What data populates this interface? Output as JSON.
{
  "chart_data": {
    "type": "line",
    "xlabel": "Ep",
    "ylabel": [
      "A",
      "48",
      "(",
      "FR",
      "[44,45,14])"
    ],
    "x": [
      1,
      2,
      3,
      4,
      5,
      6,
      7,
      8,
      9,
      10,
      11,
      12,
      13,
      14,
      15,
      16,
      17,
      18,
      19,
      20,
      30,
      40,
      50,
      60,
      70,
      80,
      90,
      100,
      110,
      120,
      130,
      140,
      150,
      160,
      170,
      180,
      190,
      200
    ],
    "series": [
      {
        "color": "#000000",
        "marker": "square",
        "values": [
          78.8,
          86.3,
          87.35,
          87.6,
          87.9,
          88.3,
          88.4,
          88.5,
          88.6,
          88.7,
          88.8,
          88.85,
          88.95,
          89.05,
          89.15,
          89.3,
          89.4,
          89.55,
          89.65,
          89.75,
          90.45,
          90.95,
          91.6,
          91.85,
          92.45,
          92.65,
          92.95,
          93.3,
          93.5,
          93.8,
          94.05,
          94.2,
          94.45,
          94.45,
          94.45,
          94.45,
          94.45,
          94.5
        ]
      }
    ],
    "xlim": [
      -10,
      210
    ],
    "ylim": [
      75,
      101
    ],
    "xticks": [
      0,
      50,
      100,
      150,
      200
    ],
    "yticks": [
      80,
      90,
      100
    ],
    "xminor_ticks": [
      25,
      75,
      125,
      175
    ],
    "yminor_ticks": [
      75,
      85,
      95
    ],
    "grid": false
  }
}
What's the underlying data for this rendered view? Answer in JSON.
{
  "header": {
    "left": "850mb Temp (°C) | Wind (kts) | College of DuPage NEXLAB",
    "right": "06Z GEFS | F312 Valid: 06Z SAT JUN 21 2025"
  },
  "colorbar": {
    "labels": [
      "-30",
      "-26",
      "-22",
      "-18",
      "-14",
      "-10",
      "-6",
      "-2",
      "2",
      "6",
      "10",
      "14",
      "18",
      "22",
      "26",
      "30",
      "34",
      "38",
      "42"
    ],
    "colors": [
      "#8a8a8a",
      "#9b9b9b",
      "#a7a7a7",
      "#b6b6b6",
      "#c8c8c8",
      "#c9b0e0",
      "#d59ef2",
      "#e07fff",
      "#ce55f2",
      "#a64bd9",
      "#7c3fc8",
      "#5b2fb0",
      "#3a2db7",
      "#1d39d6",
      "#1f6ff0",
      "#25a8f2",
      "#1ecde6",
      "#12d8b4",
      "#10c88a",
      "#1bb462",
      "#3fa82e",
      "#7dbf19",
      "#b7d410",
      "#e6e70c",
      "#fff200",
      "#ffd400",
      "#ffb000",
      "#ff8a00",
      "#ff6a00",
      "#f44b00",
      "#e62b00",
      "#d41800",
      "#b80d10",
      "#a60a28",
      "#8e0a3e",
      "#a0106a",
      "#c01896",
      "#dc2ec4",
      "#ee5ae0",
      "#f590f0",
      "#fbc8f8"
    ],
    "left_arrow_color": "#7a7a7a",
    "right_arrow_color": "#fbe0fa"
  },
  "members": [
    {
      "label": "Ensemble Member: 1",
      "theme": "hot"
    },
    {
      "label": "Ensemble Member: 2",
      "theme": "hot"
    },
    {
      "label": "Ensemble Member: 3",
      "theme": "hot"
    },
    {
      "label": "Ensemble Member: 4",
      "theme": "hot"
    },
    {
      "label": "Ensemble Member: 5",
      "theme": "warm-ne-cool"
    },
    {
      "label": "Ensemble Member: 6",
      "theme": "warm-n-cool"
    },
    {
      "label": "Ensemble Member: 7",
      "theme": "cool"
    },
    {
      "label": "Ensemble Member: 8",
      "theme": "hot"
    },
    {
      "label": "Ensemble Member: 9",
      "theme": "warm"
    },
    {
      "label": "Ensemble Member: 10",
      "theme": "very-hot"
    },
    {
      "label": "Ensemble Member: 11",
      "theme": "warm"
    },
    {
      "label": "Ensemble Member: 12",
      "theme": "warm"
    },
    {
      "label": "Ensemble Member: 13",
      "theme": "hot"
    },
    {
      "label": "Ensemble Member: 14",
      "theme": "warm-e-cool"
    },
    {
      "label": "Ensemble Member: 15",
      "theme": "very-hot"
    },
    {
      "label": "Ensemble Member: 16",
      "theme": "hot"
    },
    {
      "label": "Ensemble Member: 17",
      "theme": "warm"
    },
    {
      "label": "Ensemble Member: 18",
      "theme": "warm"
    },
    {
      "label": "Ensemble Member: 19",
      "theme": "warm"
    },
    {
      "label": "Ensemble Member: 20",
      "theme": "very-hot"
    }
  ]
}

THE EXERCISE:
Each entry above is to be set down again in exactly the same words.

SOLUTION FOR THIS EXERCISE:
What data populates this interface? Output as JSON.
{
  "chart_data": {
    "type": "line",
    "xlabel": "Ep",
    "ylabel": [
      "A",
      "48",
      "(",
      "FR",
      "[44,45,14])"
    ],
    "x": [
      1,
      2,
      3,
      4,
      5,
      6,
      7,
      8,
      9,
      10,
      11,
      12,
      13,
      14,
      15,
      16,
      17,
      18,
      19,
      20,
      30,
      40,
      50,
      60,
      70,
      80,
      90,
      100,
      110,
      120,
      130,
      140,
      150,
      160,
      170,
      180,
      190,
      200
    ],
    "series": [
      {
        "color": "#000000",
        "marker": "square",
        "values": [
          78.8,
          86.3,
          87.35,
          87.6,
          87.9,
          88.3,
          88.4,
          88.5,
          88.6,
          88.7,
          88.8,
          88.85,
          88.95,
          89.05,
          89.15,
          89.3,
          89.4,
          89.55,
          89.65,
          89.75,
          90.45,
          90.95,
          91.6,
          91.85,
          92.45,
          92.65,
          92.95,
          93.3,
          93.5,
          93.8,
          94.05,
          94.2,
          94.45,
          94.45,
          94.45,
          94.45,
          94.45,
          94.5
        ]
      }
    ],
    "xlim": [
      -10,
      210
    ],
    "ylim": [
      75,
      101
    ],
    "xticks": [
      0,
      50,
      100,
      150,
      200
    ],
    "yticks": [
      80,
      90,
      100
    ],
    "xminor_ticks": [
      25,
      75,
      125,
      175
    ],
    "yminor_ticks": [
      75,
      85,
      95
    ],
    "grid": false
  }
}
What's the underlying data for this rendered view? Answer in JSON.
{
  "header": {
    "left": "850mb Temp (°C) | Wind (kts) | College of DuPage NEXLAB",
    "right": "06Z GEFS | F312 Valid: 06Z SAT JUN 21 2025"
  },
  "colorbar": {
    "labels": [
      "-30",
      "-26",
      "-22",
      "-18",
      "-14",
      "-10",
      "-6",
      "-2",
      "2",
      "6",
      "10",
      "14",
      "18",
      "22",
      "26",
      "30",
      "34",
      "38",
      "42"
    ],
    "colors": [
      "#8a8a8a",
      "#9b9b9b",
      "#a7a7a7",
      "#b6b6b6",
      "#c8c8c8",
      "#c9b0e0",
      "#d59ef2",
      "#e07fff",
      "#ce55f2",
      "#a64bd9",
      "#7c3fc8",
      "#5b2fb0",
      "#3a2db7",
      "#1d39d6",
      "#1f6ff0",
      "#25a8f2",
      "#1ecde6",
      "#12d8b4",
      "#10c88a",
      "#1bb462",
      "#3fa82e",
      "#7dbf19",
      "#b7d410",
      "#e6e70c",
      "#fff200",
      "#ffd400",
      "#ffb000",
      "#ff8a00",
      "#ff6a00",
      "#f44b00",
      "#e62b00",
      "#d41800",
      "#b80d10",
      "#a60a28",
      "#8e0a3e",
      "#a0106a",
      "#c01896",
      "#dc2ec4",
      "#ee5ae0",
      "#f590f0",
      "#fbc8f8"
    ],
    "left_arrow_color": "#7a7a7a",
    "right_arrow_color": "#fbe0fa"
  },
  "members": [
    {
      "label": "Ensemble Member: 1",
      "theme": "hot"
    },
    {
      "label": "Ensemble Member: 2",
      "theme": "hot"
    },
    {
      "label": "Ensemble Member: 3",
      "theme": "hot"
    },
    {
      "label": "Ensemble Member: 4",
      "theme": "hot"
    },
    {
      "label": "Ensemble Member: 5",
      "theme": "warm-ne-cool"
    },
    {
      "label": "Ensemble Member: 6",
      "theme": "warm-n-cool"
    },
    {
      "label": "Ensemble Member: 7",
      "theme": "cool"
    },
    {
      "label": "Ensemble Member: 8",
      "theme": "hot"
    },
    {
      "label": "Ensemble Member: 9",
      "theme": "warm"
    },
    {
      "label": "Ensemble Member: 10",
      "theme": "very-hot"
    },
    {
      "label": "Ensemble Member: 11",
      "theme": "warm"
    },
    {
      "label": "Ensemble Member: 12",
      "theme": "warm"
    },
    {
      "label": "Ensemble Member: 13",
      "theme": "hot"
    },
    {
      "label": "Ensemble Member: 14",
      "theme": "warm-e-cool"
    },
    {
      "label": "Ensemble Member: 15",
      "theme": "very-hot"
    },
    {
      "label": "Ensemble Member: 16",
      "theme": "hot"
    },
    {
      "label": "Ensemble Member: 17",
      "theme": "warm"
    },
    {
      "label": "Ensemble Member: 18",
      "theme": "warm"
    },
    {
      "label": "Ensemble Member: 19",
      "theme": "warm"
    },
    {
      "label": "Ensemble Member: 20",
      "theme": "very-hot"
    }
  ]
}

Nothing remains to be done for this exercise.